# start of Data excerpts

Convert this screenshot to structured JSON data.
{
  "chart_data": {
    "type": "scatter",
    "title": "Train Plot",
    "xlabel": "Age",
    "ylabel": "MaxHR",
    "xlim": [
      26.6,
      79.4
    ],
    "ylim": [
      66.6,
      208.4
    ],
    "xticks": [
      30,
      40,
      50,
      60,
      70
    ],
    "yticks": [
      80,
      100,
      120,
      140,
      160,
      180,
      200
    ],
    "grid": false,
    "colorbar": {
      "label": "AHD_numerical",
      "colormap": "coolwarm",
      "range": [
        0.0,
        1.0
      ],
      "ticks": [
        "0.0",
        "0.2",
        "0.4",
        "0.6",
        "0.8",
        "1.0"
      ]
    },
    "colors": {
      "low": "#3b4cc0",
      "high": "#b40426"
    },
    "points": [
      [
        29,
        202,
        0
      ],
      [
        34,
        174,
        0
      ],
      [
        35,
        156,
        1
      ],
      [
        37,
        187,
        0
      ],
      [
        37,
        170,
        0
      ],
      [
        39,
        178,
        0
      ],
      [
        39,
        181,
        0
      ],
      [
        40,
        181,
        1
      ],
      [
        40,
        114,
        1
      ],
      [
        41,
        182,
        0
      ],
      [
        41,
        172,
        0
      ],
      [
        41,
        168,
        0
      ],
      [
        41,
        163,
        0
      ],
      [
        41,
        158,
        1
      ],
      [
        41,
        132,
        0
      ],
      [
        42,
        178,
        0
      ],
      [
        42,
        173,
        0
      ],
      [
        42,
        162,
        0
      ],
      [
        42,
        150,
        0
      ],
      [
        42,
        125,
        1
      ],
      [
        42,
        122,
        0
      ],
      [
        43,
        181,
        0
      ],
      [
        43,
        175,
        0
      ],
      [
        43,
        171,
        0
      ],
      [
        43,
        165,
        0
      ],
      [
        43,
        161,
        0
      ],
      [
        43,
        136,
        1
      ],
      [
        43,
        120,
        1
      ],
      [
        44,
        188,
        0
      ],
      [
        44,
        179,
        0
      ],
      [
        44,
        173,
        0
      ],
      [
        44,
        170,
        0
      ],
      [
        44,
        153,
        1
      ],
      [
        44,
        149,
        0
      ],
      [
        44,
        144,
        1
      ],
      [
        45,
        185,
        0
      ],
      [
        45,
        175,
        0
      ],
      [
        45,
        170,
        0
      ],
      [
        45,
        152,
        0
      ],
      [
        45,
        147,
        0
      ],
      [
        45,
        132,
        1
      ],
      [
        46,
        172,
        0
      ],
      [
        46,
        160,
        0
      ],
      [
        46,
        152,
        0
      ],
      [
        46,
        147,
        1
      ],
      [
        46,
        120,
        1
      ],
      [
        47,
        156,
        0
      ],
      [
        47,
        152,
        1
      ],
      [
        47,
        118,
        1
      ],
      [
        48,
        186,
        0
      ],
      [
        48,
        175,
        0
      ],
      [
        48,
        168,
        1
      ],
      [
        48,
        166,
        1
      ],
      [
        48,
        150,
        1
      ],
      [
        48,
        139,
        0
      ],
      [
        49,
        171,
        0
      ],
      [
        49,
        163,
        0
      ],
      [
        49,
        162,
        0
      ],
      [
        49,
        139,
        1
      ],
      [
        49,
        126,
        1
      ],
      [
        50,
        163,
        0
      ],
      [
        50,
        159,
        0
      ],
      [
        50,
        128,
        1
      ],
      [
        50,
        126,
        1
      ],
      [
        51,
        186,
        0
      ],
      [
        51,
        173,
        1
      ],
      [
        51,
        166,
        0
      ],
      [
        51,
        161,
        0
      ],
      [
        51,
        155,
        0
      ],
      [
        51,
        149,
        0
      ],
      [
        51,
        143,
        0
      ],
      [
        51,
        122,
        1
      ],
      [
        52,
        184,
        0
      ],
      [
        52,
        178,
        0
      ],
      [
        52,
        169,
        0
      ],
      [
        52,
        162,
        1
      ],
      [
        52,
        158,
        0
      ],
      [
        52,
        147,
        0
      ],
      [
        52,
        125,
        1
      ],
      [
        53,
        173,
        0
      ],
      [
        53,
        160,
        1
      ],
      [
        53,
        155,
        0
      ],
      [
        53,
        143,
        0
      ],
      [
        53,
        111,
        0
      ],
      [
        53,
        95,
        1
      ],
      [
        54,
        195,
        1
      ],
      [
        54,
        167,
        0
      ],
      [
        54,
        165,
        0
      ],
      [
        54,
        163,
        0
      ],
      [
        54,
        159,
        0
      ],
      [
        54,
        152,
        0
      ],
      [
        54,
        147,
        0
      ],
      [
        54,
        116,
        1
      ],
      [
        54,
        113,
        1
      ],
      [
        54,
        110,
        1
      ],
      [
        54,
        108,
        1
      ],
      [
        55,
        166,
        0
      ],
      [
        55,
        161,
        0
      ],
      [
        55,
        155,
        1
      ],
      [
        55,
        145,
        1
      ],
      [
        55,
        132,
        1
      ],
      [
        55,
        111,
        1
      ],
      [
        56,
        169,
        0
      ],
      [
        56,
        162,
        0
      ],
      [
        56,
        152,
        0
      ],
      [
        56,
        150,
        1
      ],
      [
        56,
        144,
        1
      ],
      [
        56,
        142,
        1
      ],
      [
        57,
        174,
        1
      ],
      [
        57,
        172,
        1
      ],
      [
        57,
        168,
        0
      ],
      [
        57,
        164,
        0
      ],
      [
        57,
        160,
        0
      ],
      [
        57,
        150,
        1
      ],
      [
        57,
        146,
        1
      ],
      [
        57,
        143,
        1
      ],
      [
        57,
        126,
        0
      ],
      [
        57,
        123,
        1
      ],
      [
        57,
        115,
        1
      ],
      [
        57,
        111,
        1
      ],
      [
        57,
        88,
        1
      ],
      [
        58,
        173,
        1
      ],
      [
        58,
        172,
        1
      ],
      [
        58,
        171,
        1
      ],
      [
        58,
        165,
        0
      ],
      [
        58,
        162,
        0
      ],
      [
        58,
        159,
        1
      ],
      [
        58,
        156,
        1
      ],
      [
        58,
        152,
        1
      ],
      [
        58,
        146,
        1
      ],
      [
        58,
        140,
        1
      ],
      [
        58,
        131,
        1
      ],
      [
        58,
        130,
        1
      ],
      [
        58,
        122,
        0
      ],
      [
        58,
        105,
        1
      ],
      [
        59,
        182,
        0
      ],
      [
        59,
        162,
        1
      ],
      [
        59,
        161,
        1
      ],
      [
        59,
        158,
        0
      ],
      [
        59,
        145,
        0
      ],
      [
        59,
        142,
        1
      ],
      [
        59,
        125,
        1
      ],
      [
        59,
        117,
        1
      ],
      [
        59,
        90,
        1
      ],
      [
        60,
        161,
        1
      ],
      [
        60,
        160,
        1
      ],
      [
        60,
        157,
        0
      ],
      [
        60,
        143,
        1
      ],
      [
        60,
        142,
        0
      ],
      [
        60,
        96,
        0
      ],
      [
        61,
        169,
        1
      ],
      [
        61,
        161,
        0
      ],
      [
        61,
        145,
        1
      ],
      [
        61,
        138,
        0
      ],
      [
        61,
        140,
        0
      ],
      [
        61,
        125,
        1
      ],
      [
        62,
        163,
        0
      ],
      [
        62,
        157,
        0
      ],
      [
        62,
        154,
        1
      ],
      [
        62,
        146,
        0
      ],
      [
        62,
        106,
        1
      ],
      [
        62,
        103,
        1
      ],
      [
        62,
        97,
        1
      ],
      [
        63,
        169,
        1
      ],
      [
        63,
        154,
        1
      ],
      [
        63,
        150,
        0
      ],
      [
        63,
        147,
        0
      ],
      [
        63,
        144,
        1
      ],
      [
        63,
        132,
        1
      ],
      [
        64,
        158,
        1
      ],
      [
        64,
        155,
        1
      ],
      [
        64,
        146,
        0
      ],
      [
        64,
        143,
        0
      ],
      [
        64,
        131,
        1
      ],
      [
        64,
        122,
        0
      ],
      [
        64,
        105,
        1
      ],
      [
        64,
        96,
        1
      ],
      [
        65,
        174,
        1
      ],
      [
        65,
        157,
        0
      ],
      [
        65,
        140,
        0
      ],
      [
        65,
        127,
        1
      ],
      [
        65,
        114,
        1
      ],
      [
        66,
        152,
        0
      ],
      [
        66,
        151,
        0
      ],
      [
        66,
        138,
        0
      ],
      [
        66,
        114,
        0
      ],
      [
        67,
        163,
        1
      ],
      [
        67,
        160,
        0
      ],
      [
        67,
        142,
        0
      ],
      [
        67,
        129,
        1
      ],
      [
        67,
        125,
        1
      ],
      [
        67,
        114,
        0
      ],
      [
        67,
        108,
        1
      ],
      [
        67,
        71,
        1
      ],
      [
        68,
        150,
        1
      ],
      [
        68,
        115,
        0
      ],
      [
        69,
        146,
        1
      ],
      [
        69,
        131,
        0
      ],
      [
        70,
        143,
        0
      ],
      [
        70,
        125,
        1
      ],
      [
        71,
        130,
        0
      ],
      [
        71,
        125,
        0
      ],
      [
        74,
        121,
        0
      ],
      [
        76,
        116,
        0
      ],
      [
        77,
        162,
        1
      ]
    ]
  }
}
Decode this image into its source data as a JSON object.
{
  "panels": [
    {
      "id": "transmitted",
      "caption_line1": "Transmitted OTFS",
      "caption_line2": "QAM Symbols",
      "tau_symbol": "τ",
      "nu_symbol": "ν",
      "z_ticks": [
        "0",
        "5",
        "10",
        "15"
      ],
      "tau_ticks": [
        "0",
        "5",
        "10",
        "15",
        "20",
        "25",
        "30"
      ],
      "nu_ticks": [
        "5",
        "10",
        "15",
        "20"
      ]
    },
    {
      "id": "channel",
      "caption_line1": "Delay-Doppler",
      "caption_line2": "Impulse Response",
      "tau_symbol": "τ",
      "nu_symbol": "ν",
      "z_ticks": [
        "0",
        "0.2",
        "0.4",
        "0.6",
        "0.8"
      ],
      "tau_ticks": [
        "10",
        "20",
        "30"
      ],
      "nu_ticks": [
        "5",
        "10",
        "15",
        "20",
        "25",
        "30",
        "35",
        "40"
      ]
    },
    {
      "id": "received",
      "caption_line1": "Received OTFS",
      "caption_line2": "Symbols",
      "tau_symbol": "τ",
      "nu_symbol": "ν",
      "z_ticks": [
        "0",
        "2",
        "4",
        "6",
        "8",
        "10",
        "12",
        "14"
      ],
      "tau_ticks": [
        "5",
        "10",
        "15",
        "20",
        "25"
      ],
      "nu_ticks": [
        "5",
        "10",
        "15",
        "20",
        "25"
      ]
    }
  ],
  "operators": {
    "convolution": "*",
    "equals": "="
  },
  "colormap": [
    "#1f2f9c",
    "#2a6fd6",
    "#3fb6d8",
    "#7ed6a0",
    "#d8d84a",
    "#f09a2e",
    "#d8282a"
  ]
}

# end of Data excerpts

• **Do this**
Take every line that includes the string "JSON" and copy it.

• **Answer to this task**
Convert this screenshot to structured JSON data.
Decode this image into its source data as a JSON object.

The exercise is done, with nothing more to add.